- [EXERCISE]:
Gather each line of the entries below that includes "comment".
┌────────
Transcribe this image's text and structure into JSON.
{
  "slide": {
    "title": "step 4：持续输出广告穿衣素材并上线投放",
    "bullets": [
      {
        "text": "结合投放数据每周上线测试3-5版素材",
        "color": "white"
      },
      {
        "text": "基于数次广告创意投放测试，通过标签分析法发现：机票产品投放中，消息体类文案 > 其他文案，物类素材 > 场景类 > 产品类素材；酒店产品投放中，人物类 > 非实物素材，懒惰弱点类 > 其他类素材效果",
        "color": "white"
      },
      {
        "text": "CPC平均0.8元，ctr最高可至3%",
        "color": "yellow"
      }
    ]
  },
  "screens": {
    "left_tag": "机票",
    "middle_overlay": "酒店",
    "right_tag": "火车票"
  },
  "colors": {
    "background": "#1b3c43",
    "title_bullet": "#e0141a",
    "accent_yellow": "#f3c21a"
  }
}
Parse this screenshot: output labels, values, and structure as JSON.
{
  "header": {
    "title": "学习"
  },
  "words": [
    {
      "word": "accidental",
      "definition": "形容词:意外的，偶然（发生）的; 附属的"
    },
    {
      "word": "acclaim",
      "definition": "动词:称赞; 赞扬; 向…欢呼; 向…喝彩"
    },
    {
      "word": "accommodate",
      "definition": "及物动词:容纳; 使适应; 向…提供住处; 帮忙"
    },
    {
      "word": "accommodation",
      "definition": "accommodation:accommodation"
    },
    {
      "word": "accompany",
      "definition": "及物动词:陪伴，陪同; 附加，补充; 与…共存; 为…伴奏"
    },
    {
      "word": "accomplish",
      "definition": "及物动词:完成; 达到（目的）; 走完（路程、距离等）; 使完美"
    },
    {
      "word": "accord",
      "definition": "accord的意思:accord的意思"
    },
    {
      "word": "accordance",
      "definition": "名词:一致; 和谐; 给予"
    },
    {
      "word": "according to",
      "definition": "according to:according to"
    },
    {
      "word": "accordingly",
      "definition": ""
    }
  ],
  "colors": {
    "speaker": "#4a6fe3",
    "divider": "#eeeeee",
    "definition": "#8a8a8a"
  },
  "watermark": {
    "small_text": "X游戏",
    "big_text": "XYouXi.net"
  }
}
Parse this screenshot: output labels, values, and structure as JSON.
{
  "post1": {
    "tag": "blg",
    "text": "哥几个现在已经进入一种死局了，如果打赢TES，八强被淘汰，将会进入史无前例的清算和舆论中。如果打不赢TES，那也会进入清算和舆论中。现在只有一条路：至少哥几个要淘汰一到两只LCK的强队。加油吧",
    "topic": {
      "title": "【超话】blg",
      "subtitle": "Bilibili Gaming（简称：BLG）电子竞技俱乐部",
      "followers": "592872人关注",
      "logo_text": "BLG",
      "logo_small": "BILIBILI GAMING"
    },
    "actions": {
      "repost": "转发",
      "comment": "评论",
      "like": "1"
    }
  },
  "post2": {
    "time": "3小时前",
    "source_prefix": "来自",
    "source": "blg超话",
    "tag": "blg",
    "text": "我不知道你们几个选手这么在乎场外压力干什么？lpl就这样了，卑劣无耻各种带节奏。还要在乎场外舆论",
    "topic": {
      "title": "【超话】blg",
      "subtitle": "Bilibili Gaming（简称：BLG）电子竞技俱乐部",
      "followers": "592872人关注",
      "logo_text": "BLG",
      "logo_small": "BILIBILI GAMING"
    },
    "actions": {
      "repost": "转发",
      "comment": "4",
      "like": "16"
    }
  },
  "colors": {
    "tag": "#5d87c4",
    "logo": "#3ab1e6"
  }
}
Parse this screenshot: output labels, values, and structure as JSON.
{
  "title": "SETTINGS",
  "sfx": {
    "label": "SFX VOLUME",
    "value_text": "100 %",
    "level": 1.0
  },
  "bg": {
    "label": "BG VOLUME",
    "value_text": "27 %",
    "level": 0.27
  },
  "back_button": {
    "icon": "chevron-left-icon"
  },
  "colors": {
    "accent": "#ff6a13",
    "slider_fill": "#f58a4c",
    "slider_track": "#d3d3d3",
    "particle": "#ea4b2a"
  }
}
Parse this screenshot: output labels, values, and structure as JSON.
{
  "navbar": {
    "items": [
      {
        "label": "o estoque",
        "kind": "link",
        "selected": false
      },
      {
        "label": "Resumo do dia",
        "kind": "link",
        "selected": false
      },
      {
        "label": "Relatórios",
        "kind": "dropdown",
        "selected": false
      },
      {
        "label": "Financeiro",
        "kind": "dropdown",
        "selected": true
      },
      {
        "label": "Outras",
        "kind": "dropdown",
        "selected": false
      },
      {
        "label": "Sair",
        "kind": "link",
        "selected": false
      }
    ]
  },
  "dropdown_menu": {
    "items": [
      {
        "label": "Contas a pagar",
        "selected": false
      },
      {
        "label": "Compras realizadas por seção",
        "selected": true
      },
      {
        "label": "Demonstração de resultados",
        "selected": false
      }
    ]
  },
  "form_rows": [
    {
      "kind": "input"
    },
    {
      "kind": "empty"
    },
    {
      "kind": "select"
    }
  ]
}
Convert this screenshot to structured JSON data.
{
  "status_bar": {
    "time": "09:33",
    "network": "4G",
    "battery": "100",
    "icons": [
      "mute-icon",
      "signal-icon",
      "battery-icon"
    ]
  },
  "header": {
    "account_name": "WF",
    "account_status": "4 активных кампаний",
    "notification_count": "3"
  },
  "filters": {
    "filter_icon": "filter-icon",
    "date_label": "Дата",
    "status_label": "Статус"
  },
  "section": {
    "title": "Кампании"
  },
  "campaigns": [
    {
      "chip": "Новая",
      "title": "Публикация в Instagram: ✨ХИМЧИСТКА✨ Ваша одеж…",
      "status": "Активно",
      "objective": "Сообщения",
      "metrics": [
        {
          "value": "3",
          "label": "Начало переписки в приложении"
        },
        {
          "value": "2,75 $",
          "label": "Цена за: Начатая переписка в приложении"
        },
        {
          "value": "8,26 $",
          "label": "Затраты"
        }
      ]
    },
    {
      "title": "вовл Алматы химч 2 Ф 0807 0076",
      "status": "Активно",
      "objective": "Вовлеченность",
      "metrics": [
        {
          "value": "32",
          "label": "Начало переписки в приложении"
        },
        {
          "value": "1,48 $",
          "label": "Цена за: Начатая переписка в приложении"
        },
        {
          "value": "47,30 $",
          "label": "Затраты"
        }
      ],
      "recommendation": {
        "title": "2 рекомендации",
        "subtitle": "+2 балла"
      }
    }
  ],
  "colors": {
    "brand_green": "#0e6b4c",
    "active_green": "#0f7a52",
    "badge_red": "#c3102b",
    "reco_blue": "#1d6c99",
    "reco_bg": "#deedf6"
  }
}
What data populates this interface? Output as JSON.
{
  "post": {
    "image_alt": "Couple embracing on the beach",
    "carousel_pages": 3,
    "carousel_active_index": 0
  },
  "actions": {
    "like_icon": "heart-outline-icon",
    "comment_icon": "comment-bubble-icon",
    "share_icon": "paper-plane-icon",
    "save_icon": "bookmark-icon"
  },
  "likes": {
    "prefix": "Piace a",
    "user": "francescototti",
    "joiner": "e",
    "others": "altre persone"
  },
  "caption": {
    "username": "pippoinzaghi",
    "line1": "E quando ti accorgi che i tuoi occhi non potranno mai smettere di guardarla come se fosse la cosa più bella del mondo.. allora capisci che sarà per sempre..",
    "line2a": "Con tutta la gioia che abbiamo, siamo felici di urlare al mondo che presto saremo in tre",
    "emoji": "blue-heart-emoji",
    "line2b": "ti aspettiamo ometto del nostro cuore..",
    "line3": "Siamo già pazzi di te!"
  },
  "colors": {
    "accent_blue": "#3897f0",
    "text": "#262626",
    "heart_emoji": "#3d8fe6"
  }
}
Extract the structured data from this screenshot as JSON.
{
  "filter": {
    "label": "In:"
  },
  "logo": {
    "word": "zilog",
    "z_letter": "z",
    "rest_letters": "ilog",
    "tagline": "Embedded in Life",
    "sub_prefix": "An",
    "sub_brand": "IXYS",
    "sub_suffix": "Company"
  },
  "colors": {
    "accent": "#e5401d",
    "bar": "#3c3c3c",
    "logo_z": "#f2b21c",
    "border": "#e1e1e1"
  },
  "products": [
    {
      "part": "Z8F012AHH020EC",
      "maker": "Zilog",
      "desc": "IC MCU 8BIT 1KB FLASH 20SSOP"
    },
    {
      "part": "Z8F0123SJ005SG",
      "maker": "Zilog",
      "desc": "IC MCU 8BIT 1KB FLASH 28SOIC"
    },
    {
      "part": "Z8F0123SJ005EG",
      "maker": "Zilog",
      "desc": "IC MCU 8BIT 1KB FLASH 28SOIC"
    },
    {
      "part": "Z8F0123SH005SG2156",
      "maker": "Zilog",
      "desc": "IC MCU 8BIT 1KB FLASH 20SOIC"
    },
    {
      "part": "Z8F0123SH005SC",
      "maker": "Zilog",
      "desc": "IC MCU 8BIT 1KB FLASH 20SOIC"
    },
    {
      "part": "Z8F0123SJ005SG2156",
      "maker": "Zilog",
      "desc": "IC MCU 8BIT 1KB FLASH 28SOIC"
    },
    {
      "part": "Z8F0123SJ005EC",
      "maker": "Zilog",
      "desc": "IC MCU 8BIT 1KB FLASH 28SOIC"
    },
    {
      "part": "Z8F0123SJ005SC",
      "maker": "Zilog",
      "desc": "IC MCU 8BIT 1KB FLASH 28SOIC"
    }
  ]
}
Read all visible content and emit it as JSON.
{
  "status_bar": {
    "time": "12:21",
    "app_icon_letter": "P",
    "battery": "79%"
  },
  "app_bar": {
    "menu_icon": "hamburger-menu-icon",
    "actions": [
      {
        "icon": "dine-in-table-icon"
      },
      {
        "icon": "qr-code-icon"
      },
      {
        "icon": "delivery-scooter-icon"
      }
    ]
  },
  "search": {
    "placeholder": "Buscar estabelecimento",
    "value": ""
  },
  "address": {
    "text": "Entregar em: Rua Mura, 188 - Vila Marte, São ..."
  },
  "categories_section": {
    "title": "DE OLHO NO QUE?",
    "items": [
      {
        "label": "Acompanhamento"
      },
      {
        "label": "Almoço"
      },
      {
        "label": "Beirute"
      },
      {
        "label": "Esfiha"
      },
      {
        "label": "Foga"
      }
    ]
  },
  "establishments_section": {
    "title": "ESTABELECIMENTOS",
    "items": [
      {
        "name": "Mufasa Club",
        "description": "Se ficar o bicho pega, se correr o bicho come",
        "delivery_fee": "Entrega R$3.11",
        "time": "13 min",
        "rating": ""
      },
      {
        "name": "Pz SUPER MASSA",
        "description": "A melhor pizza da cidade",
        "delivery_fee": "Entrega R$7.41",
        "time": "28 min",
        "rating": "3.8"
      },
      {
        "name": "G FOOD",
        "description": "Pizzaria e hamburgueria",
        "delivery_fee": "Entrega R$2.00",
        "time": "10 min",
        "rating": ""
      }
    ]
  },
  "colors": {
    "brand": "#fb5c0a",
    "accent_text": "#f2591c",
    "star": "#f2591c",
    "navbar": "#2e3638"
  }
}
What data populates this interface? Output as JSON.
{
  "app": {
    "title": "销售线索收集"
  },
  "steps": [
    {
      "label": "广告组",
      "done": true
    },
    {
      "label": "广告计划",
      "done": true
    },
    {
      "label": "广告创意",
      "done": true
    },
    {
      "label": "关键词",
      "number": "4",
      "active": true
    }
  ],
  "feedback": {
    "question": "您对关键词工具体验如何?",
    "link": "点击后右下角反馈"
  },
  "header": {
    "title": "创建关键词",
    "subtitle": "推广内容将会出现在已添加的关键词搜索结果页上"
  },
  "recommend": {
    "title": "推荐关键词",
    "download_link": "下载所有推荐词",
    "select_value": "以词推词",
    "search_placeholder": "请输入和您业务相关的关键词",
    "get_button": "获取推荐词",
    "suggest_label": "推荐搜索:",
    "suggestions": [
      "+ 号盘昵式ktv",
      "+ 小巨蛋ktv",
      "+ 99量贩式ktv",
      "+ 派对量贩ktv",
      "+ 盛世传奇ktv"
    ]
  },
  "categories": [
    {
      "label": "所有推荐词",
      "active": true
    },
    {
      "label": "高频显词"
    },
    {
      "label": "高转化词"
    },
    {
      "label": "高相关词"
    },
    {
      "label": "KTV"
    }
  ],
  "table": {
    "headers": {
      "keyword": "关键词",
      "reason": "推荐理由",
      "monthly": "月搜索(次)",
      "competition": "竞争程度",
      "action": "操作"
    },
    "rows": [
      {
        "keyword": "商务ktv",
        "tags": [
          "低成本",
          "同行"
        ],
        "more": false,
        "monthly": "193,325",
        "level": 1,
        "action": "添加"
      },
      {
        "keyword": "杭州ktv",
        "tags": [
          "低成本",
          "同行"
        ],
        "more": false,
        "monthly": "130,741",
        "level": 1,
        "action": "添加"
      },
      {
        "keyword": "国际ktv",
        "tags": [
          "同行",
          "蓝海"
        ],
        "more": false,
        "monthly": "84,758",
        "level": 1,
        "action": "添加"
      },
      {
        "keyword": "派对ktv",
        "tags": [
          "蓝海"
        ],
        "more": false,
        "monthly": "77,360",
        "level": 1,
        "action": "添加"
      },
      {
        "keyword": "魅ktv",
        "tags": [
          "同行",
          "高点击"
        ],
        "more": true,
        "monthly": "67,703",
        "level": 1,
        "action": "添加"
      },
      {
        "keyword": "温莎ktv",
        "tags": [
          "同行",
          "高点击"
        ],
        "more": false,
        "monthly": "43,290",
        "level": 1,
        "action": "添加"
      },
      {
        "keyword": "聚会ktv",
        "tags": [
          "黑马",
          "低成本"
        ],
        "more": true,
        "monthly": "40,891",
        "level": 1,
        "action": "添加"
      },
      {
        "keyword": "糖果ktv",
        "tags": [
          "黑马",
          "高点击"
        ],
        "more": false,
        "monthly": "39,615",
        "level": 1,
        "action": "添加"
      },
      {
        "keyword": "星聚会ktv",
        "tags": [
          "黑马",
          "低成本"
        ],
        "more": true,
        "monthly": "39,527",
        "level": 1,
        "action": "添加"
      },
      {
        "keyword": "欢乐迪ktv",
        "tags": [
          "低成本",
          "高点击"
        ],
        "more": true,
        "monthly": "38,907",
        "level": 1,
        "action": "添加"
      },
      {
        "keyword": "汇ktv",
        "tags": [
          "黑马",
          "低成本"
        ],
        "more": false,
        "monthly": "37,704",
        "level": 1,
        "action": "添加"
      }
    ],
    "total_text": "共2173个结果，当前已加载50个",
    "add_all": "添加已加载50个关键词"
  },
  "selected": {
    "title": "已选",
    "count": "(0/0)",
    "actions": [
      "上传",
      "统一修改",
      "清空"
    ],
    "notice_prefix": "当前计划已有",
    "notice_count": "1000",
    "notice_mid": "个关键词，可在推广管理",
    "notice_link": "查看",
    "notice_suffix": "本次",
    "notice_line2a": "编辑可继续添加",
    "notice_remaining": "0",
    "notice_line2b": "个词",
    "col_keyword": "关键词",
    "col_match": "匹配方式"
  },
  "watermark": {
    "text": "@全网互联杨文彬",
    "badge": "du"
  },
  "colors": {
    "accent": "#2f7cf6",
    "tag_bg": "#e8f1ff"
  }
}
└────────
- [COMPLETE ANSWER]:
      "comment": "评论",
      "comment": "4",
    "comment_icon": "comment-bubble-icon",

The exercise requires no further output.